__TASK STATEMENT__
Copy each line in which the string "Image" occurs.

__Stored entries__
**********

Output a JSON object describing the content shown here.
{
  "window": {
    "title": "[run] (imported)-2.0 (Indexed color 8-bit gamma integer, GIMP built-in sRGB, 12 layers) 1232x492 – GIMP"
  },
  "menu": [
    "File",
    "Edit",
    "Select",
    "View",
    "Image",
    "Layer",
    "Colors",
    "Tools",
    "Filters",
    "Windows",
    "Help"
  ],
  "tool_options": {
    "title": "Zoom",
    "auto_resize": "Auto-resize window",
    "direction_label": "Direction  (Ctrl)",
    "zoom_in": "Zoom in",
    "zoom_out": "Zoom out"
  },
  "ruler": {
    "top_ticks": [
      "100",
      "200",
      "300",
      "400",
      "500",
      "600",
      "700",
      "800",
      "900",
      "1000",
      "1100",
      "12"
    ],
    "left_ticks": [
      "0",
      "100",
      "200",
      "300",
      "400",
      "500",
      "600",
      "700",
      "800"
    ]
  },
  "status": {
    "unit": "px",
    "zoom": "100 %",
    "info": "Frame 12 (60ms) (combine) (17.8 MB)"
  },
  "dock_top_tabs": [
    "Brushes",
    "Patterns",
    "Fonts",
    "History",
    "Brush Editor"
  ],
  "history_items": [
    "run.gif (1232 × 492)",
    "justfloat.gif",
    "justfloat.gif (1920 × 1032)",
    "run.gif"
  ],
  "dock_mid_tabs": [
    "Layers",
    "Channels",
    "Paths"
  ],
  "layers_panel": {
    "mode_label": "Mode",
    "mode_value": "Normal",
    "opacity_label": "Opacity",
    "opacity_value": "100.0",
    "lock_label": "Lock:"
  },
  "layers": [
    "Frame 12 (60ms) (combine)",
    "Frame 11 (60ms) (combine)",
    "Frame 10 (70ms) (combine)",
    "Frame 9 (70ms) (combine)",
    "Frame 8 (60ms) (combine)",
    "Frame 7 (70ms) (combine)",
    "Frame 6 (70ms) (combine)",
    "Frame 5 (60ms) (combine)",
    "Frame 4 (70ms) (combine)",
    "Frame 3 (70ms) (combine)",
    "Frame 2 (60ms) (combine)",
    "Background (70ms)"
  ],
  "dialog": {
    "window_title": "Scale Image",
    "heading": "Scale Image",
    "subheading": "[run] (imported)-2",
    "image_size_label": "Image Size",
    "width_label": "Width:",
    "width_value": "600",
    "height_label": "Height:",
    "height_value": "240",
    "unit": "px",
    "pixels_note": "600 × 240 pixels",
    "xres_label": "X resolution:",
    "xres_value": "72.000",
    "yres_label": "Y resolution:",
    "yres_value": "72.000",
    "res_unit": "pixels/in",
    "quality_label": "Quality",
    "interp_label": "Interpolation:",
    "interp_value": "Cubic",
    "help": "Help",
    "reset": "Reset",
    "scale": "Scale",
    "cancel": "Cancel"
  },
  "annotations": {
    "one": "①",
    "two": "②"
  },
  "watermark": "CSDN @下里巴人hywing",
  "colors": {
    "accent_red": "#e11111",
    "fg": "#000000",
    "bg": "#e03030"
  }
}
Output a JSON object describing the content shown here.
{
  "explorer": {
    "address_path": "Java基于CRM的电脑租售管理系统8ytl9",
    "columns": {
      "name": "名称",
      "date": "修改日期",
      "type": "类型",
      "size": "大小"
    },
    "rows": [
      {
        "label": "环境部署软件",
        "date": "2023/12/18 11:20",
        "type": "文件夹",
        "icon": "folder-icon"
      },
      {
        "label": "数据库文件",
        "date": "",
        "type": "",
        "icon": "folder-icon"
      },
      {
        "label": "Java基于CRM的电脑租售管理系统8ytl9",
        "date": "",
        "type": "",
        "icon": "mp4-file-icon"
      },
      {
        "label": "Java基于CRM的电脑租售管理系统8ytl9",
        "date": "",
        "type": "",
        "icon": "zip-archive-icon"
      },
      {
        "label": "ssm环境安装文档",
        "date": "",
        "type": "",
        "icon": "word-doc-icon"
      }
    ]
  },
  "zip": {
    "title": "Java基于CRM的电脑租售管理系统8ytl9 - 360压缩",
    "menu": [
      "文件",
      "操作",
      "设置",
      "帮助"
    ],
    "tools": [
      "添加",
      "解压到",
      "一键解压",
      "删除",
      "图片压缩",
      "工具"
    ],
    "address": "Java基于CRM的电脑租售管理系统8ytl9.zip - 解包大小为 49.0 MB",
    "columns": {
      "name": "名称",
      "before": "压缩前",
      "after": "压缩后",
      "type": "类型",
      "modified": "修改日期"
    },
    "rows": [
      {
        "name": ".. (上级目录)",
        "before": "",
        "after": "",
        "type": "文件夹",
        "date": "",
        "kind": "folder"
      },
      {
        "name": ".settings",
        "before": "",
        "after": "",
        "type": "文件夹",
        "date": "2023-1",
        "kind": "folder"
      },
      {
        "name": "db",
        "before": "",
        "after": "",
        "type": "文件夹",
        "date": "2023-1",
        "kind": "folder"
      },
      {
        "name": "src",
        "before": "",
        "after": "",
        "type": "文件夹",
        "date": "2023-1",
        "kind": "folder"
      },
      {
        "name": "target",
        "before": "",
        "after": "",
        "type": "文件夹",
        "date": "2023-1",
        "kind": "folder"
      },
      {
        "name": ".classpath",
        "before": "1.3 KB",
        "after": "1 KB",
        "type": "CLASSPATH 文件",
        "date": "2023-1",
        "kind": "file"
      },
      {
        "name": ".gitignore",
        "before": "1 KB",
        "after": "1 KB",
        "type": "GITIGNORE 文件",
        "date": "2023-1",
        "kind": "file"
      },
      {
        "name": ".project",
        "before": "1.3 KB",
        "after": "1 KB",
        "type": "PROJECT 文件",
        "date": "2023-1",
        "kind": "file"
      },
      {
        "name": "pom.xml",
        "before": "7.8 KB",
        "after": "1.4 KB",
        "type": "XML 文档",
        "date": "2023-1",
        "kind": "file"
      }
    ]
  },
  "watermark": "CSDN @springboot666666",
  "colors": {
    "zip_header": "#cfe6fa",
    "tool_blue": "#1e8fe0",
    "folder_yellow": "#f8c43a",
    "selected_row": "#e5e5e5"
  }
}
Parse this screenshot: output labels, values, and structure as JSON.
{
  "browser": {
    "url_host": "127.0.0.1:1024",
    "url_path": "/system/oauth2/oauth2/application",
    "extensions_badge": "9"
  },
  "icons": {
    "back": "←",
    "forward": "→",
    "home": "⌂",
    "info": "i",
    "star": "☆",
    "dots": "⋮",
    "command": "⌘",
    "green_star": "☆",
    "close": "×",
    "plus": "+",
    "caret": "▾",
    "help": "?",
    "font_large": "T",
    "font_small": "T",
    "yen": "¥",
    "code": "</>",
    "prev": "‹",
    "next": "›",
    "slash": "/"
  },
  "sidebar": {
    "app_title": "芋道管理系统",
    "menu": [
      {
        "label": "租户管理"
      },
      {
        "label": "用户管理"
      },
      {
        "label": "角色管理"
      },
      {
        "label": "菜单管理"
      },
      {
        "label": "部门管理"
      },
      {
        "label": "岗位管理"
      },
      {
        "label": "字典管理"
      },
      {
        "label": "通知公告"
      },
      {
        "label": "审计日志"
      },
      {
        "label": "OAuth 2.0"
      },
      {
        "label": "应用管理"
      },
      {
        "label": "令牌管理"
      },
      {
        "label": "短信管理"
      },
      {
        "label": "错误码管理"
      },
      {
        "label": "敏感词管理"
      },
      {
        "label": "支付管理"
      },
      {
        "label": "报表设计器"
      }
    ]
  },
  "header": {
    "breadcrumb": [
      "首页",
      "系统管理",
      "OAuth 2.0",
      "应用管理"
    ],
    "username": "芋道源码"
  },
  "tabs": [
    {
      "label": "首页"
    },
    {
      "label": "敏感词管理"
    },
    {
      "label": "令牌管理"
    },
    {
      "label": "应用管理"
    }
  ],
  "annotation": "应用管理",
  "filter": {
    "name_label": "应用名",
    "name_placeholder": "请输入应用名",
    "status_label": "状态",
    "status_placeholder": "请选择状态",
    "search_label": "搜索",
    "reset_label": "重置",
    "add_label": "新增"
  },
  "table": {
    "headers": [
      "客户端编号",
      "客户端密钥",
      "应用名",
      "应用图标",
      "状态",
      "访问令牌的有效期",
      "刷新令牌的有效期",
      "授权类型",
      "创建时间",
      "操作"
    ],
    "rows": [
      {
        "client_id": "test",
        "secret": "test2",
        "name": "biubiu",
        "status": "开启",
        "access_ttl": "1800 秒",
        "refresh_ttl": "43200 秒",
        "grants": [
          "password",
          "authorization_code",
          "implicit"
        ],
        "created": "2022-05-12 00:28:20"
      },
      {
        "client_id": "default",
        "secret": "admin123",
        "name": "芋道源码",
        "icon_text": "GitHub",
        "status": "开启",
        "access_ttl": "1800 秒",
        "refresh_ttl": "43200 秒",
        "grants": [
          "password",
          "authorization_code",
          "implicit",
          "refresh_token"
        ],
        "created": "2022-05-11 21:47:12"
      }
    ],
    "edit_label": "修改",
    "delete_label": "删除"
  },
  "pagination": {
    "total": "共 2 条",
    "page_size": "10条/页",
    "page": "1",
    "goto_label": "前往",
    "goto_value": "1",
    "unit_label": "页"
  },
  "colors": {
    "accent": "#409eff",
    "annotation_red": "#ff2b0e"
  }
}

**********

__EXERCISE SOLUTION__
    "Image",
    "window_title": "Scale Image",
    "heading": "Scale Image",
    "image_size_label": "Image Size",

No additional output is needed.